**EJERCICIO PROPUESTO A**
Transcribe sin ningún cambio las entradas desde la primera hasta la línea que contiene "text: Ref Level: [30, 79, 128, 99]", ambos extremos incluidos.

━━━━━ FRAGMENTO SELECCIONADO ━━━━━

Coges una botella de agua del lineal de tu supermercado, la pagas y al instante un almacén, normalmente a cientos de kilómetros, lo sabe y prepara el repuesto. Esta acción está estudiada y diseccionada al máximo detalle: cuánto costó adquirir cada botella de agua al fabricante, cuánto centralizarla junto a otros miles de productos, cuánto y cuándo llevarla hasta el supermercado y, por último, cuánto colocarla en la estantería. Hay más. Se sabe el tiempo que pasó en la estantería, para saber si esa marca de agua se vende más que la de al lado y por qué, y con ello toman decisiones: si no hay movimiento suficiente, se retira y se usa la valiosa superficie comercial para otra cosa.

━━━━━ ENTRADAS MOSTRADAS ━━━━━

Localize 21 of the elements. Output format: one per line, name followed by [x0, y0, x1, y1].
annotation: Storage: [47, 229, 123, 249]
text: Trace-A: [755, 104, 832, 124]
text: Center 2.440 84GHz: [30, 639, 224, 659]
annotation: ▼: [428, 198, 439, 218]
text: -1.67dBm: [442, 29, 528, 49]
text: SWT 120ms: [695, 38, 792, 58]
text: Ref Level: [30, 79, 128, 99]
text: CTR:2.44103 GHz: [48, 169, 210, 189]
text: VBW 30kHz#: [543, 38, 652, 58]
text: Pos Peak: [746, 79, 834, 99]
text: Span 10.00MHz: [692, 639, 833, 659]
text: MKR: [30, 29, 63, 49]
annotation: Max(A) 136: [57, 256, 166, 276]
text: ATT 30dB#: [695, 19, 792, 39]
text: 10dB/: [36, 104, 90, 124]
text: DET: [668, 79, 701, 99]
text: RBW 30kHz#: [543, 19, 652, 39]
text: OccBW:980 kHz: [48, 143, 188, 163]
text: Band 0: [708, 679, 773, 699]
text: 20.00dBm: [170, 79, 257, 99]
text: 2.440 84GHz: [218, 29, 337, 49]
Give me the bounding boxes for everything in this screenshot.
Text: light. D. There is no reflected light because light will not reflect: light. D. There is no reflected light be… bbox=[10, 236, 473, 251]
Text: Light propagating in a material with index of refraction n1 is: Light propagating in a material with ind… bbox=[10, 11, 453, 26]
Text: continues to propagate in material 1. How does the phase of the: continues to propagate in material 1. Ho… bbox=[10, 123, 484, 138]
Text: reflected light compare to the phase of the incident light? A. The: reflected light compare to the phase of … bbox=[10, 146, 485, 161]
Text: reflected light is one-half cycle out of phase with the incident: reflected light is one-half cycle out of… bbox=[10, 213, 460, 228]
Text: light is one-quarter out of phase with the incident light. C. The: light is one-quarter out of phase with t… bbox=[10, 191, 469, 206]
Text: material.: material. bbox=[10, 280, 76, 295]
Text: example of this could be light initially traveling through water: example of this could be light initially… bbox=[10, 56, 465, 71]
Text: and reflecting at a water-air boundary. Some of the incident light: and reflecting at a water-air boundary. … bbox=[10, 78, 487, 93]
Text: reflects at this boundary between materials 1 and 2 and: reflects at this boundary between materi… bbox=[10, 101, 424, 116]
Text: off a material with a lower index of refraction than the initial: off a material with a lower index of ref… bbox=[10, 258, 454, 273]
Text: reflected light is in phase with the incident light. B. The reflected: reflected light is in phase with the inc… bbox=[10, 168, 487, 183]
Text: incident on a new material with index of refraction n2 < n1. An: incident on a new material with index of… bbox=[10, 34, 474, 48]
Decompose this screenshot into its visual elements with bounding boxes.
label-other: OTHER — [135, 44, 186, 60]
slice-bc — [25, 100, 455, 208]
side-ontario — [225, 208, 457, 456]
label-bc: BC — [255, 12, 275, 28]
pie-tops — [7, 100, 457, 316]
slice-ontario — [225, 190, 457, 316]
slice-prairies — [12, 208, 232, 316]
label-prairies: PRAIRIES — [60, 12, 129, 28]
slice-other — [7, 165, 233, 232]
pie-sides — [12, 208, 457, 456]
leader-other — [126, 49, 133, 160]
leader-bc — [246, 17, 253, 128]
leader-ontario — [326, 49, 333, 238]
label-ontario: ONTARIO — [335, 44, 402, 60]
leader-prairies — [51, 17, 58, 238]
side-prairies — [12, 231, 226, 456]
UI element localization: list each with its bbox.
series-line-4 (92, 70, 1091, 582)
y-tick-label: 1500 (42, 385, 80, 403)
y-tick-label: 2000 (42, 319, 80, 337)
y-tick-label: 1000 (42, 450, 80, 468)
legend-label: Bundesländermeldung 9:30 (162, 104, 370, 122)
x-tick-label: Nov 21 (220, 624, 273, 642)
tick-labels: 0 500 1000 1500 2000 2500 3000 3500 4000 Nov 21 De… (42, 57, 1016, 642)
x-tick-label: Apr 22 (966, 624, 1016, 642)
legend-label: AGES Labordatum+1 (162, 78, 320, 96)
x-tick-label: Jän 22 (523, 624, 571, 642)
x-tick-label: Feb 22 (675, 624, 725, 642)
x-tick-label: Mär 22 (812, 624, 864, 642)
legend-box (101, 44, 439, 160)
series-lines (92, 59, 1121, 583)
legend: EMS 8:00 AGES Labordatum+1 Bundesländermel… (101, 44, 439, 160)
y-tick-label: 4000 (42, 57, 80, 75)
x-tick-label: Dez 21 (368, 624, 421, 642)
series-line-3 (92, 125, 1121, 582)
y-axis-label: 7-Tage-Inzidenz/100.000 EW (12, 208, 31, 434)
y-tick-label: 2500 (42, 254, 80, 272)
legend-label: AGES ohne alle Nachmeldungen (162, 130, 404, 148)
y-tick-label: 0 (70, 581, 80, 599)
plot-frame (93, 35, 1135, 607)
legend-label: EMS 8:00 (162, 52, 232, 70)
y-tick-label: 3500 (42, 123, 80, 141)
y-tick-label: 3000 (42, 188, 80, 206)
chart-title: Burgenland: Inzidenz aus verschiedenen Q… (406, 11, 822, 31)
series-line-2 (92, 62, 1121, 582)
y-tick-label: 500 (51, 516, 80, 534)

━━━━━

**EJERCICIO PROPUESTO B**
¿Concuerdan con el fragmento seleccionado estas afirmaciones? (i) El almacén que prepara el repuesto suele estar a cientos de kilómetros. (ii) Cuando un producto no tiene movimiento suficiente, se le rebaja el precio. (iii) Se conoce el tiempo que la botella pasó en la estantería. Responde sí o no a cada una y cita las palabras del fragmento que lo deciden.

**RESPUESTA DEL EJERCICIO A**
Localize 21 of the elements. Output format: one per line, name followed by [x0, y0, x1, y1].
annotation: Storage: [47, 229, 123, 249]
text: Trace-A: [755, 104, 832, 124]
text: Center 2.440 84GHz: [30, 639, 224, 659]
annotation: ▼: [428, 198, 439, 218]
text: -1.67dBm: [442, 29, 528, 49]
text: SWT 120ms: [695, 38, 792, 58]
text: Ref Level: [30, 79, 128, 99]

**RESPUESTA DEL EJERCICIO B**
(i) Sí: «un almacén, normalmente a cientos de kilómetros, lo sabe y prepara el repuesto».
(ii) No: «si no hay movimiento suficiente, se retira y se usa la valiosa superficie comercial para otra cosa».
(iii) Sí: «Se sabe el tiempo que pasó en la estantería».